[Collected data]
::::::::
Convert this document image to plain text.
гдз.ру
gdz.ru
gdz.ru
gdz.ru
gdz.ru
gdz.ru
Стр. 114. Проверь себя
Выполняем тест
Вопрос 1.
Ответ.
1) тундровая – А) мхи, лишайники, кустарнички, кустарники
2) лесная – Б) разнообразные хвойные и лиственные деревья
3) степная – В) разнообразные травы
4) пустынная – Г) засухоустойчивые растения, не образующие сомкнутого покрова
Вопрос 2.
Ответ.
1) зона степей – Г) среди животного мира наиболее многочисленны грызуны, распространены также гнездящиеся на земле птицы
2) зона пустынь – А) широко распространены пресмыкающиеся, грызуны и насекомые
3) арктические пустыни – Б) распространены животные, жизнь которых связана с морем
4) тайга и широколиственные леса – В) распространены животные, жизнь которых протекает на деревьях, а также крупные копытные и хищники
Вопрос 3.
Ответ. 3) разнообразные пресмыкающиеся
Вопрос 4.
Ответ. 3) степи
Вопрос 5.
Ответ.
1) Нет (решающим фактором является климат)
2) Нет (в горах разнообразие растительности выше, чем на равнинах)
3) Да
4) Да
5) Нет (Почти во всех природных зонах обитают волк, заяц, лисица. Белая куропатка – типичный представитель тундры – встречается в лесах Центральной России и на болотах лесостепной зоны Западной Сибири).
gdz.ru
::::::::
• **PROBLEM DESCRIPTION**: From the entries, report each line that includes the word "разнообразные".

• **WRITTEN SOLUTION**:
2) лесная – Б) разнообразные хвойные и лиственные деревья
3) степная – В) разнообразные травы
Ответ. 3) разнообразные пресмыкающиеся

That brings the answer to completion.